**Given instruction**. Locate all lines with the word "scale". Copy them.

**Information supplied**.
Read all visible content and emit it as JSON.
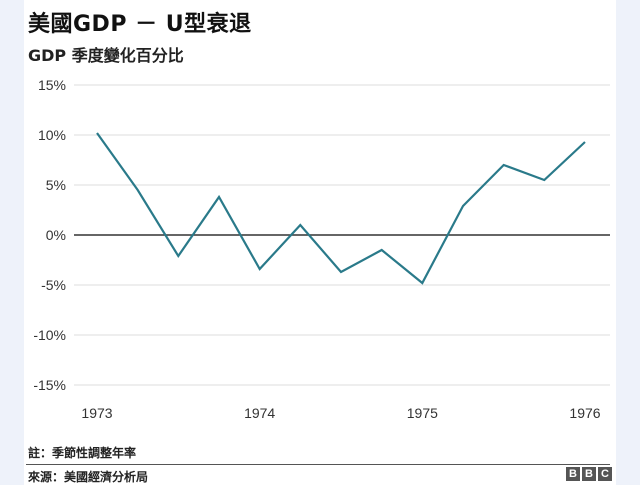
{
  "header": {
    "title": "美國GDP － U型衰退",
    "subtitle": "GDP  季度變化百分比"
  },
  "footer": {
    "note": "註：季節性調整年率",
    "source": "來源：美國經濟分析局",
    "logo_letters": [
      "B",
      "B",
      "C"
    ]
  },
  "colors": {
    "line": "#2a7a8a",
    "zero_line": "#333333",
    "grid": "#dddddd",
    "background": "#eef2fa"
  },
  "chart_data": {
    "type": "line",
    "title": "美國GDP － U型衰退",
    "subtitle": "GDP 季度變化百分比",
    "xlabel": "",
    "ylabel": "",
    "ylim": [
      -15,
      15
    ],
    "yticks": [
      "15%",
      "10%",
      "5%",
      "0%",
      "-5%",
      "-10%",
      "-15%"
    ],
    "ytick_values": [
      15,
      10,
      5,
      0,
      -5,
      -10,
      -15
    ],
    "xticks": [
      "1973",
      "1974",
      "1975",
      "1976"
    ],
    "grid": true,
    "legend": "none",
    "x": [
      "1973Q1",
      "1973Q2",
      "1973Q3",
      "1973Q4",
      "1974Q1",
      "1974Q2",
      "1974Q3",
      "1974Q4",
      "1975Q1",
      "1975Q2",
      "1975Q3",
      "1975Q4",
      "1976Q1"
    ],
    "series": [
      {
        "name": "GDP 季度變化百分比",
        "values": [
          10.2,
          4.5,
          -2.1,
          3.8,
          -3.4,
          1.0,
          -3.7,
          -1.5,
          -4.8,
          2.9,
          7.0,
          5.5,
          9.3
        ]
      }
    ]
  }
}
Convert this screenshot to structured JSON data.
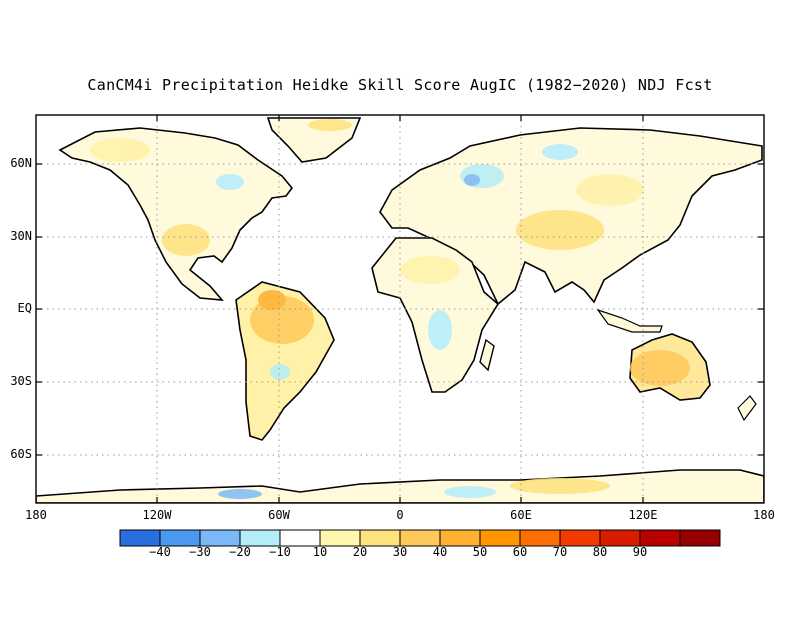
{
  "title": "CanCM4i Precipitation Heidke Skill Score AugIC (1982−2020) NDJ Fcst",
  "map": {
    "lat_labels": [
      "60N",
      "30N",
      "EQ",
      "30S",
      "60S"
    ],
    "lon_labels": [
      "180",
      "120W",
      "60W",
      "0",
      "60E",
      "120E",
      "180"
    ],
    "lat_range": [
      -80,
      80
    ],
    "lon_range": [
      -180,
      180
    ],
    "gridlines": "dotted",
    "land_colors_dominant": [
      "#ffffff",
      "#fff8b0",
      "#ffe060",
      "#ffc040",
      "#b8f0f8",
      "#78c0f8"
    ]
  },
  "colorbar": {
    "colors": [
      "#2a6fe0",
      "#4a98f0",
      "#7ab8f8",
      "#b4ecfa",
      "#ffffff",
      "#fff7ae",
      "#ffe27c",
      "#ffc85a",
      "#ffb030",
      "#ff9600",
      "#ff6e00",
      "#f03c00",
      "#d81c00",
      "#b80000",
      "#980000"
    ],
    "labels": [
      "−40",
      "−30",
      "−20",
      "−10",
      "10",
      "20",
      "30",
      "40",
      "50",
      "60",
      "70",
      "80",
      "90"
    ]
  }
}
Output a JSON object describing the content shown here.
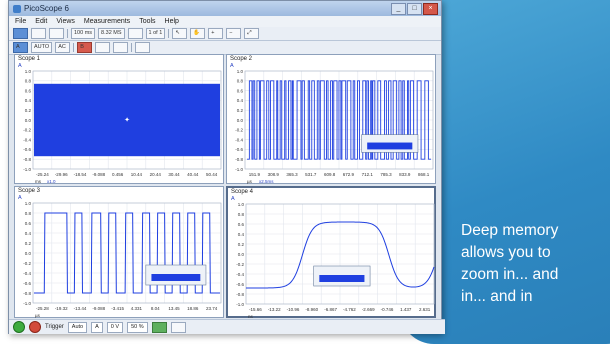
{
  "caption": {
    "lines": [
      "Deep memory",
      "allows you to",
      "zoom in... and",
      "in... and in"
    ]
  },
  "window": {
    "title": "PicoScope 6",
    "buttons": [
      "_",
      "□",
      "×"
    ]
  },
  "menu": [
    "File",
    "Edit",
    "Views",
    "Measurements",
    "Tools",
    "Help"
  ],
  "toolbar": {
    "timebase": "100 ms",
    "resolution": "8.32 MS",
    "captures": "1 of 1",
    "channel_a": "AUTO",
    "coupling": "AC"
  },
  "scopes": [
    {
      "title": "Scope 1",
      "channel": "A",
      "x_ticks": [
        "-25.24",
        "-29.96",
        "-18.54",
        "-9.088",
        "0.456",
        "10.44",
        "20.44",
        "30.44",
        "40.44",
        "50.44"
      ],
      "y_ticks": [
        "1.0",
        "0.8",
        "0.6",
        "0.4",
        "0.2",
        "0.0",
        "-0.2",
        "-0.4",
        "-0.6",
        "-0.8",
        "-1.0"
      ],
      "unit": "ms",
      "zoom": "x1.0"
    },
    {
      "title": "Scope 2",
      "channel": "A",
      "x_ticks": [
        "151.9",
        "308.9",
        "365.3",
        "531.7",
        "609.8",
        "672.9",
        "712.1",
        "785.3",
        "833.9",
        "868.1"
      ],
      "y_ticks": [
        "1.0",
        "0.8",
        "0.6",
        "0.4",
        "0.2",
        "0.0",
        "-0.2",
        "-0.4",
        "-0.6",
        "-0.8",
        "-1.0"
      ],
      "unit": "µs",
      "zoom": "x2.5ms"
    },
    {
      "title": "Scope 3",
      "channel": "A",
      "x_ticks": [
        "-25.28",
        "-19.32",
        "-13.44",
        "-9.088",
        "-3.415",
        "4.331",
        "8.04",
        "13.45",
        "18.86",
        "23.74"
      ],
      "y_ticks": [
        "1.0",
        "0.8",
        "0.6",
        "0.4",
        "0.2",
        "0.0",
        "-0.2",
        "-0.4",
        "-0.6",
        "-0.8",
        "-1.0"
      ],
      "unit": "µs",
      "zoom": ""
    },
    {
      "title": "Scope 4",
      "channel": "A",
      "x_ticks": [
        "-15.66",
        "-13.22",
        "-10.96",
        "-8.960",
        "-6.867",
        "-4.762",
        "-2.669",
        "-0.746",
        "1.437",
        "2.631"
      ],
      "y_ticks": [
        "1.0",
        "0.8",
        "0.6",
        "0.4",
        "0.2",
        "0.0",
        "-0.2",
        "-0.4",
        "-0.6",
        "-0.8",
        "-1.0"
      ],
      "unit": "ns",
      "zoom": ""
    }
  ],
  "status": {
    "trigger_label": "Trigger",
    "trigger_mode": "Auto",
    "channel": "A",
    "level": "0 V",
    "pretrigger": "50 %"
  },
  "colors": {
    "trace": "#1f3fe0",
    "panel": "#2f8ac4"
  }
}
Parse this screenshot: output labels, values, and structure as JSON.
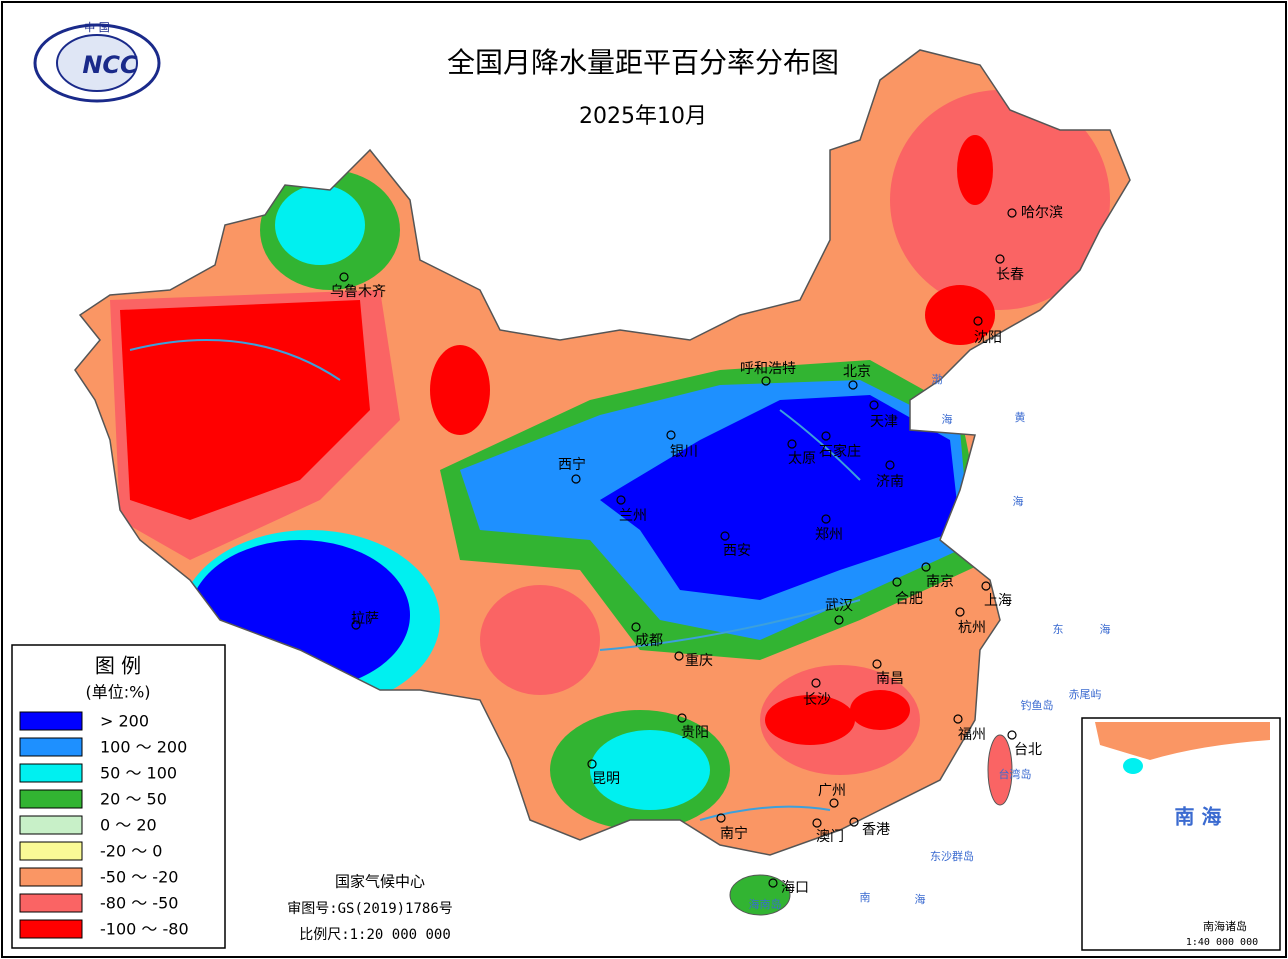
{
  "title": "全国月降水量距平百分率分布图",
  "subtitle": "2025年10月",
  "logo": {
    "top": "中 国",
    "text": "NCC"
  },
  "legend": {
    "title": "图 例",
    "unit": "(单位:%)",
    "items": [
      {
        "label": "> 200",
        "color": "#0000ff"
      },
      {
        "label": "100 ～ 200",
        "color": "#1e90ff"
      },
      {
        "label": "50 ～ 100",
        "color": "#00f0f0"
      },
      {
        "label": "20 ～ 50",
        "color": "#32b432"
      },
      {
        "label": "0 ～ 20",
        "color": "#c8f0c8"
      },
      {
        "label": "-20 ～ 0",
        "color": "#fafa96"
      },
      {
        "label": "-50 ～ -20",
        "color": "#fa9664"
      },
      {
        "label": "-80 ～ -50",
        "color": "#fa6464"
      },
      {
        "label": "-100 ～ -80",
        "color": "#ff0000"
      }
    ]
  },
  "cities": [
    {
      "name": "乌鲁木齐"
    },
    {
      "name": "呼和浩特"
    },
    {
      "name": "北京"
    },
    {
      "name": "天津"
    },
    {
      "name": "石家庄"
    },
    {
      "name": "太原"
    },
    {
      "name": "济南"
    },
    {
      "name": "银川"
    },
    {
      "name": "西宁"
    },
    {
      "name": "兰州"
    },
    {
      "name": "西安"
    },
    {
      "name": "郑州"
    },
    {
      "name": "南京"
    },
    {
      "name": "合肥"
    },
    {
      "name": "上海"
    },
    {
      "name": "武汉"
    },
    {
      "name": "杭州"
    },
    {
      "name": "拉萨"
    },
    {
      "name": "成都"
    },
    {
      "name": "重庆"
    },
    {
      "name": "长沙"
    },
    {
      "name": "南昌"
    },
    {
      "name": "贵阳"
    },
    {
      "name": "福州"
    },
    {
      "name": "台北"
    },
    {
      "name": "昆明"
    },
    {
      "name": "广州"
    },
    {
      "name": "南宁"
    },
    {
      "name": "澳门"
    },
    {
      "name": "香港"
    },
    {
      "name": "海口"
    },
    {
      "name": "哈尔滨"
    },
    {
      "name": "长春"
    },
    {
      "name": "沈阳"
    }
  ],
  "places": [
    "渤",
    "海",
    "黄",
    "海",
    "东",
    "海",
    "南",
    "海",
    "钓鱼岛",
    "赤尾屿",
    "东沙群岛",
    "台湾岛",
    "海南岛"
  ],
  "footer": {
    "agency": "国家气候中心",
    "approval": "审图号:GS(2019)1786号",
    "scale": "比例尺:1:20 000 000"
  },
  "inset": {
    "title": "南 海",
    "label": "南海诸岛",
    "scale": "1:40 000 000"
  }
}
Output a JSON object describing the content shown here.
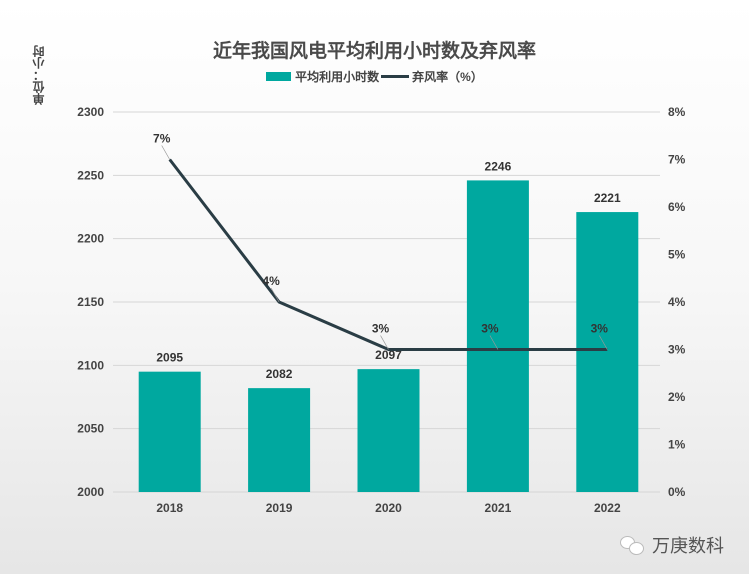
{
  "chart_data": {
    "type": "bar+line",
    "title": "近年我国风电平均利用小时数及弃风率",
    "y_unit_label": "单位：小时",
    "categories": [
      "2018",
      "2019",
      "2020",
      "2021",
      "2022"
    ],
    "series": [
      {
        "name": "平均利用小时数",
        "type": "bar",
        "axis": "left",
        "values": [
          2095,
          2082,
          2097,
          2246,
          2221
        ],
        "labels": [
          "2095",
          "2082",
          "2097",
          "2246",
          "2221"
        ],
        "color": "#00a89f"
      },
      {
        "name": "弃风率（%）",
        "type": "line",
        "axis": "right",
        "values": [
          7,
          4,
          3,
          3,
          3
        ],
        "labels": [
          "7%",
          "4%",
          "3%",
          "3%",
          "3%"
        ],
        "color": "#2a3d45"
      }
    ],
    "y_left": {
      "range": [
        2000,
        2300
      ],
      "ticks": [
        "2000",
        "2050",
        "2100",
        "2150",
        "2200",
        "2250",
        "2300"
      ]
    },
    "y_right": {
      "range": [
        0,
        8
      ],
      "ticks": [
        "0%",
        "1%",
        "2%",
        "3%",
        "4%",
        "5%",
        "6%",
        "7%",
        "8%"
      ]
    },
    "grid": true,
    "legend_position": "top"
  },
  "watermark": "万庚数科"
}
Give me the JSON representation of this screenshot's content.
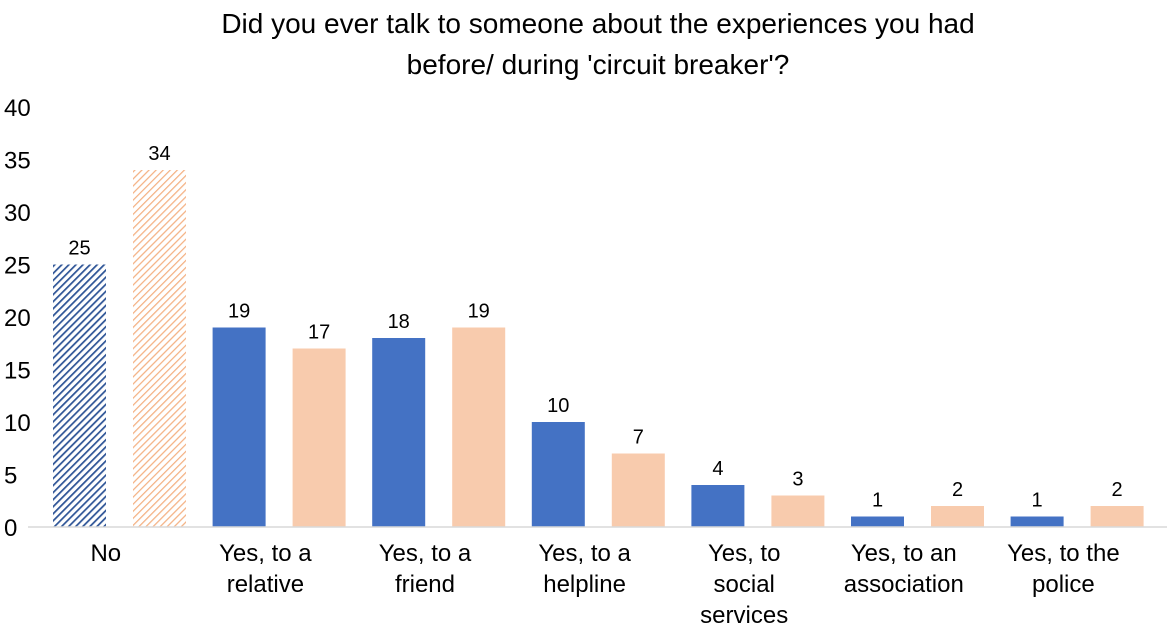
{
  "chart_data": {
    "type": "bar",
    "title": "Did you ever talk to someone about the experiences you had before/ during 'circuit breaker'?",
    "title_lines": [
      "Did you ever talk to someone about the experiences you had",
      "before/ during 'circuit breaker'?"
    ],
    "categories": [
      "No",
      "Yes, to a relative",
      "Yes, to a friend",
      "Yes, to a helpline",
      "Yes, to social services",
      "Yes, to an association",
      "Yes, to the police"
    ],
    "category_lines": [
      [
        "No"
      ],
      [
        "Yes, to a",
        "relative"
      ],
      [
        "Yes, to a",
        "friend"
      ],
      [
        "Yes, to a",
        "helpline"
      ],
      [
        "Yes, to",
        "social",
        "services"
      ],
      [
        "Yes, to an",
        "association"
      ],
      [
        "Yes, to the",
        "police"
      ]
    ],
    "series": [
      {
        "values": [
          25,
          19,
          18,
          10,
          4,
          1,
          1
        ],
        "color": "#4472C4"
      },
      {
        "values": [
          34,
          17,
          19,
          7,
          3,
          2,
          2
        ],
        "color": "#F8CBAD"
      }
    ],
    "first_category_pattern": "diagonal-hatch",
    "ylim": [
      0,
      40
    ],
    "yticks": [
      "0",
      "5",
      "10",
      "15",
      "20",
      "25",
      "30",
      "35",
      "40"
    ],
    "xlabel": "",
    "ylabel": "",
    "grid": false,
    "legend": "none"
  }
}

**Solution to the problem**.
    "scale": "比例尺:1:20 000 000"
    "scale": "1:40 000 000"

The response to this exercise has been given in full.